Retype the lines of each record below without changing a single character.

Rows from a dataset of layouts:

------------------------

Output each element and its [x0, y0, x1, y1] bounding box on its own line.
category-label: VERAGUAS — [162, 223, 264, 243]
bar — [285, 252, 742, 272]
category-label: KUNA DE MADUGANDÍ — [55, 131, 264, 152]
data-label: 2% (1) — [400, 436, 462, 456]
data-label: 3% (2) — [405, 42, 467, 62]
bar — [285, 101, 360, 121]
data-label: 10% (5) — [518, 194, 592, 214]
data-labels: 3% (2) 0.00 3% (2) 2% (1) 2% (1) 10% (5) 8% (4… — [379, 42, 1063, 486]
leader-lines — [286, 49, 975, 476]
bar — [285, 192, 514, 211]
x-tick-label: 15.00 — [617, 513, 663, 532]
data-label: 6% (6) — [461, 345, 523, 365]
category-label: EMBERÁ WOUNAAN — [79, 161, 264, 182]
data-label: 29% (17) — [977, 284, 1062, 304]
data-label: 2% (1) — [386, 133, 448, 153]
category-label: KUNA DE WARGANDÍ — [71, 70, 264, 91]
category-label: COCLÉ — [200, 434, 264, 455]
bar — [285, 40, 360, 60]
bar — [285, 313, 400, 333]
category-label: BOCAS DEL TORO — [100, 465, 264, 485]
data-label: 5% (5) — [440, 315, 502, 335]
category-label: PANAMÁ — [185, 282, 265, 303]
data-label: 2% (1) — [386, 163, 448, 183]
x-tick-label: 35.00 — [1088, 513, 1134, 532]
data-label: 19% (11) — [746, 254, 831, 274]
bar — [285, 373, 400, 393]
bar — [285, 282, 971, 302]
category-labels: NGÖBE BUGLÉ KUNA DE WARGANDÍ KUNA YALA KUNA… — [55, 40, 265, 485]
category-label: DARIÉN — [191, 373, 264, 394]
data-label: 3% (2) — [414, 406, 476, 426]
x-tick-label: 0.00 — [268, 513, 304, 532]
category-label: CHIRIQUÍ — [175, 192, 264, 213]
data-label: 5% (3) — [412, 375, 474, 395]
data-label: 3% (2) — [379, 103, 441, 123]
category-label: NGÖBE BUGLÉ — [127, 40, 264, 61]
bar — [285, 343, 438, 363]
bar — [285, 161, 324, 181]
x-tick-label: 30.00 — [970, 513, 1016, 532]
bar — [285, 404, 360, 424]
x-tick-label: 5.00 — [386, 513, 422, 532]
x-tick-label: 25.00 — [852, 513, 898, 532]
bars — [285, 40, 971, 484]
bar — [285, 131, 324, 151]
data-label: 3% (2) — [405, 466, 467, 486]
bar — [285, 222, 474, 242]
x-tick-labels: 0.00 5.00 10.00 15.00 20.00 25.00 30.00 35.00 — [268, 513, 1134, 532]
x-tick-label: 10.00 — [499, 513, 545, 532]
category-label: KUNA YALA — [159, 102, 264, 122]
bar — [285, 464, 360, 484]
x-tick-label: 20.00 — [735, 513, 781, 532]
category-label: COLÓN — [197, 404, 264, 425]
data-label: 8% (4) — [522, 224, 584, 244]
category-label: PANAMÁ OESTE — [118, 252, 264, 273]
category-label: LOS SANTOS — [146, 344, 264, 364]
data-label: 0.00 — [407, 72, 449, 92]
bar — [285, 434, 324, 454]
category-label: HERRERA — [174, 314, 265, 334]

------------------------

*Solution to this task*
Output each element and its [x0, y0, x1, y1] bounding box on its own line.
category-label: VERAGUAS — [162, 223, 264, 243]
bar — [285, 252, 742, 272]
category-label: KUNA DE MADUGANDÍ — [55, 131, 264, 152]
data-label: 2% (1) — [400, 436, 462, 456]
data-label: 3% (2) — [405, 42, 467, 62]
bar — [285, 101, 360, 121]
data-label: 10% (5) — [518, 194, 592, 214]
data-labels: 3% (2) 0.00 3% (2) 2% (1) 2% (1) 10% (5) 8% (4… — [379, 42, 1063, 486]
leader-lines — [286, 49, 975, 476]
bar — [285, 192, 514, 211]
x-tick-label: 15.00 — [617, 513, 663, 532]
data-label: 6% (6) — [461, 345, 523, 365]
category-label: EMBERÁ WOUNAAN — [79, 161, 264, 182]
data-label: 29% (17) — [977, 284, 1062, 304]
data-label: 2% (1) — [386, 133, 448, 153]
category-label: KUNA DE WARGANDÍ — [71, 70, 264, 91]
category-label: COCLÉ — [200, 434, 264, 455]
bar — [285, 40, 360, 60]
bar — [285, 313, 400, 333]
category-label: BOCAS DEL TORO — [100, 465, 264, 485]
data-label: 5% (5) — [440, 315, 502, 335]
category-label: PANAMÁ — [185, 282, 265, 303]
data-label: 2% (1) — [386, 163, 448, 183]
x-tick-label: 35.00 — [1088, 513, 1134, 532]
data-label: 19% (11) — [746, 254, 831, 274]
bar — [285, 373, 400, 393]
bar — [285, 282, 971, 302]
category-labels: NGÖBE BUGLÉ KUNA DE WARGANDÍ KUNA YALA KUNA… — [55, 40, 265, 485]
category-label: DARIÉN — [191, 373, 264, 394]
data-label: 3% (2) — [414, 406, 476, 426]
x-tick-label: 0.00 — [268, 513, 304, 532]
category-label: CHIRIQUÍ — [175, 192, 264, 213]
data-label: 5% (3) — [412, 375, 474, 395]
data-label: 3% (2) — [379, 103, 441, 123]
category-label: NGÖBE BUGLÉ — [127, 40, 264, 61]
bar — [285, 343, 438, 363]
bar — [285, 161, 324, 181]
x-tick-label: 30.00 — [970, 513, 1016, 532]
bar — [285, 404, 360, 424]
x-tick-label: 5.00 — [386, 513, 422, 532]
x-tick-label: 25.00 — [852, 513, 898, 532]
bars — [285, 40, 971, 484]
bar — [285, 131, 324, 151]
data-label: 3% (2) — [405, 466, 467, 486]
bar — [285, 222, 474, 242]
x-tick-labels: 0.00 5.00 10.00 15.00 20.00 25.00 30.00 35.00 — [268, 513, 1134, 532]
x-tick-label: 10.00 — [499, 513, 545, 532]
category-label: KUNA YALA — [159, 102, 264, 122]
bar — [285, 464, 360, 484]
x-tick-label: 20.00 — [735, 513, 781, 532]
category-label: COLÓN — [197, 404, 264, 425]
data-label: 8% (4) — [522, 224, 584, 244]
category-label: PANAMÁ OESTE — [118, 252, 264, 273]
category-label: LOS SANTOS — [146, 344, 264, 364]
data-label: 0.00 — [407, 72, 449, 92]
bar — [285, 434, 324, 454]
category-label: HERRERA — [174, 314, 265, 334]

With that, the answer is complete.